[Recorded information]
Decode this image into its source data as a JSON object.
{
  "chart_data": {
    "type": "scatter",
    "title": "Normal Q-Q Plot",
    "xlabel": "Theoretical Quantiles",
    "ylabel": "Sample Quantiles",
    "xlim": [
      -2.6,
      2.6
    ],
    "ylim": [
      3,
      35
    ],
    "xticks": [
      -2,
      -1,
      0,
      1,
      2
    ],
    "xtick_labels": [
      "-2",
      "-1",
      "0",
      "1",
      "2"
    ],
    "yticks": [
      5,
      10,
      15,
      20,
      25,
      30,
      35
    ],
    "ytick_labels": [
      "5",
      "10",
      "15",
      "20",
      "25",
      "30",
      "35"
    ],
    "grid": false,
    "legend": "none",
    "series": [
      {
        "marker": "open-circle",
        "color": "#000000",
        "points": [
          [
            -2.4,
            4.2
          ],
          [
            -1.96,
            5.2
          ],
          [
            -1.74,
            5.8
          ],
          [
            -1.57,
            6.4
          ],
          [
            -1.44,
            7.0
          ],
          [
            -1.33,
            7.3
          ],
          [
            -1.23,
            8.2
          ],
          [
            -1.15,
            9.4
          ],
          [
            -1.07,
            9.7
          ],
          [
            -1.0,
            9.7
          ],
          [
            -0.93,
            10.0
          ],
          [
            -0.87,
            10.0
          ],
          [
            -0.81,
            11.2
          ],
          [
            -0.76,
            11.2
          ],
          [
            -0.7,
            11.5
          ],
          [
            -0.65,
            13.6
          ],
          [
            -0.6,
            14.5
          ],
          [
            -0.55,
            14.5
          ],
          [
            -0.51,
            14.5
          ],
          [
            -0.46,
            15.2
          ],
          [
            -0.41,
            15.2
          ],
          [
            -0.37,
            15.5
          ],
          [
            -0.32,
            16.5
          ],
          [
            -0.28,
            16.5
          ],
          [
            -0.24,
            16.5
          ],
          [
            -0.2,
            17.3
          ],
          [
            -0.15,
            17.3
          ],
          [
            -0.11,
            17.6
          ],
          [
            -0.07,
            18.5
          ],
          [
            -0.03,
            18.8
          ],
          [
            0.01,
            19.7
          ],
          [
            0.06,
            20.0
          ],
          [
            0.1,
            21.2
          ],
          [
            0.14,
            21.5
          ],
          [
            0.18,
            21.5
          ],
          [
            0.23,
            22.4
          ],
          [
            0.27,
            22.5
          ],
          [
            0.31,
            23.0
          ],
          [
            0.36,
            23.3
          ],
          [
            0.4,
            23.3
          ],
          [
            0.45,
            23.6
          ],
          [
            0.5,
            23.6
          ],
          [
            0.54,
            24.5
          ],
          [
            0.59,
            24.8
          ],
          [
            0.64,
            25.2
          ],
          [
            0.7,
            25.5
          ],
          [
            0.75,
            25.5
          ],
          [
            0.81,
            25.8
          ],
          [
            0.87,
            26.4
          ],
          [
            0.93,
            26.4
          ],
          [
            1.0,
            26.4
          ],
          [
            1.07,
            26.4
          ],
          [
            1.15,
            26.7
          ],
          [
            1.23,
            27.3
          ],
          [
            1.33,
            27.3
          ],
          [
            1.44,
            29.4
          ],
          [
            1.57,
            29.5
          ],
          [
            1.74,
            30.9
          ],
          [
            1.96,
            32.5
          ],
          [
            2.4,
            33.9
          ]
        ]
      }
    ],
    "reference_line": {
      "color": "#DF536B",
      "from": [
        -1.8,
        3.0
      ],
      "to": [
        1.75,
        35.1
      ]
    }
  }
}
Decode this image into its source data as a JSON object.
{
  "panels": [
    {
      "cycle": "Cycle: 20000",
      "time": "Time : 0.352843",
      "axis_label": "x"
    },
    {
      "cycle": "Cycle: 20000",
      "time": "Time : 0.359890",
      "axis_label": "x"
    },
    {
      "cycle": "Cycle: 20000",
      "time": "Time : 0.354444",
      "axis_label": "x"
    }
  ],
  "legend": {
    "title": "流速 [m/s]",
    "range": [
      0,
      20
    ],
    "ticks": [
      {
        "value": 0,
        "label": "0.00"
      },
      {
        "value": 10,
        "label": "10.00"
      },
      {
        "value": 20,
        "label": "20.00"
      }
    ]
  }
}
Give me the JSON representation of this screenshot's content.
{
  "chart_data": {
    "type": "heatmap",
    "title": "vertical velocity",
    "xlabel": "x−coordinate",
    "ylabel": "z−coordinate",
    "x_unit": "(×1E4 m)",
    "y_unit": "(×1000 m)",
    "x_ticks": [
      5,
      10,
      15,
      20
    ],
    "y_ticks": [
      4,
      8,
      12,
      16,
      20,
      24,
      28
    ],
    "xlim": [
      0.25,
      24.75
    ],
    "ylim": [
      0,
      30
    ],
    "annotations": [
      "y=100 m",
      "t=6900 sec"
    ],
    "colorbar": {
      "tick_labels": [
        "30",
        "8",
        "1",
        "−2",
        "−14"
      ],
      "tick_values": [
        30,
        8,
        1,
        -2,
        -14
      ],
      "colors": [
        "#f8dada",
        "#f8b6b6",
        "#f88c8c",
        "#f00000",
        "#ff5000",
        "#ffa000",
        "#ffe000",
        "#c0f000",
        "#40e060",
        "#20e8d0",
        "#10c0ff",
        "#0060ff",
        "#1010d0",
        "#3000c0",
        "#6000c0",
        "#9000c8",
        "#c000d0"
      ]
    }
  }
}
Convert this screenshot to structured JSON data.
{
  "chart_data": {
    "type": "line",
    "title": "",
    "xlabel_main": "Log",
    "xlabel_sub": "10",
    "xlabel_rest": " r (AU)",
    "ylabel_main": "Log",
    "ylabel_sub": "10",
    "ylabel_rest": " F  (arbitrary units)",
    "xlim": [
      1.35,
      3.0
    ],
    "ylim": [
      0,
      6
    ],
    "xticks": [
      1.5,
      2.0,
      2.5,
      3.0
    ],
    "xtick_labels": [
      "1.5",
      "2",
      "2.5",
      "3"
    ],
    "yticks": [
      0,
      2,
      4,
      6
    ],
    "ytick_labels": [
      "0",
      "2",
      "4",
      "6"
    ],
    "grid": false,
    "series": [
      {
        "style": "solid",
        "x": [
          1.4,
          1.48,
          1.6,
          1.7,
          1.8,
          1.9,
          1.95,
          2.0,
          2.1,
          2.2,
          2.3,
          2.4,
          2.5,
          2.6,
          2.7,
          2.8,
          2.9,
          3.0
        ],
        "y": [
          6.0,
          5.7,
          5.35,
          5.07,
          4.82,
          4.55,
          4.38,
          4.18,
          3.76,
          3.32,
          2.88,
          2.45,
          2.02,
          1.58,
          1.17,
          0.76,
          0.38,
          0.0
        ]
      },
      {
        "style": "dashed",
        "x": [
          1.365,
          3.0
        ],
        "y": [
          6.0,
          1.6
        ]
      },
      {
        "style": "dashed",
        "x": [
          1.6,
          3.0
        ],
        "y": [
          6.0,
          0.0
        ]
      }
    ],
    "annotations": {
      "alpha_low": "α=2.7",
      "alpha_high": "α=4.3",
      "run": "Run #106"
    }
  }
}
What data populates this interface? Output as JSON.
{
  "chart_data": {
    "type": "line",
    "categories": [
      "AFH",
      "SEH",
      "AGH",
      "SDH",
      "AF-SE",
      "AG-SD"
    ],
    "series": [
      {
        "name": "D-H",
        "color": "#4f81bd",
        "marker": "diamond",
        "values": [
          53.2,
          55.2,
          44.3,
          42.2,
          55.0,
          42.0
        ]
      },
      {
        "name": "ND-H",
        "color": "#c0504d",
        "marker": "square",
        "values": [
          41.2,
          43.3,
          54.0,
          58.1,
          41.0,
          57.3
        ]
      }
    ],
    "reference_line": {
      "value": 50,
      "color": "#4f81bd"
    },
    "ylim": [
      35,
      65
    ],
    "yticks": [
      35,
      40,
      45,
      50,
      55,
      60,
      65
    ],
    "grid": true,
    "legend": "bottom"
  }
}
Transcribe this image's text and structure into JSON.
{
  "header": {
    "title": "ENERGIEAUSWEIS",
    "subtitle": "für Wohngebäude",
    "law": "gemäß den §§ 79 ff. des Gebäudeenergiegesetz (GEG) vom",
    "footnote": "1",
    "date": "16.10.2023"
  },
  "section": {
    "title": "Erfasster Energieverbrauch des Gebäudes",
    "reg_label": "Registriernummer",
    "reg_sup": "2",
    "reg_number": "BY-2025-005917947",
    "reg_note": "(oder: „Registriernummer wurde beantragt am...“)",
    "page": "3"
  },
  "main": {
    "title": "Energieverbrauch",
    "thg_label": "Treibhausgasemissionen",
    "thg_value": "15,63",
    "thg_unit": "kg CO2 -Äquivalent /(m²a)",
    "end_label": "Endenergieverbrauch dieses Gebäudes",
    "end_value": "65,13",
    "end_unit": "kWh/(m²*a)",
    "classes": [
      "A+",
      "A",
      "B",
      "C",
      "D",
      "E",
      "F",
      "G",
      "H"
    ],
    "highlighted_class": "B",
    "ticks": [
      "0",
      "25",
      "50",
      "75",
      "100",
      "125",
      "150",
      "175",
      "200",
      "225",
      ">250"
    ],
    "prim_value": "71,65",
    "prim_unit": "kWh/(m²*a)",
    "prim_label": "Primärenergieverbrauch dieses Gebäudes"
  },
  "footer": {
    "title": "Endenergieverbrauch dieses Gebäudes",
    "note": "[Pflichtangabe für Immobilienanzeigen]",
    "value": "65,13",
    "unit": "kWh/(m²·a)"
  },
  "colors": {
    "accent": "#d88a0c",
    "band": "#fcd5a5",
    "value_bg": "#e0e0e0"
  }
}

[Exercise requirements]
Copy out all lines where the word "dieses" appears.

[Output for this exercise]
    "end_label": "Endenergieverbrauch dieses Gebäudes",
    "prim_label": "Primärenergieverbrauch dieses Gebäudes"
    "title": "Endenergieverbrauch dieses Gebäudes",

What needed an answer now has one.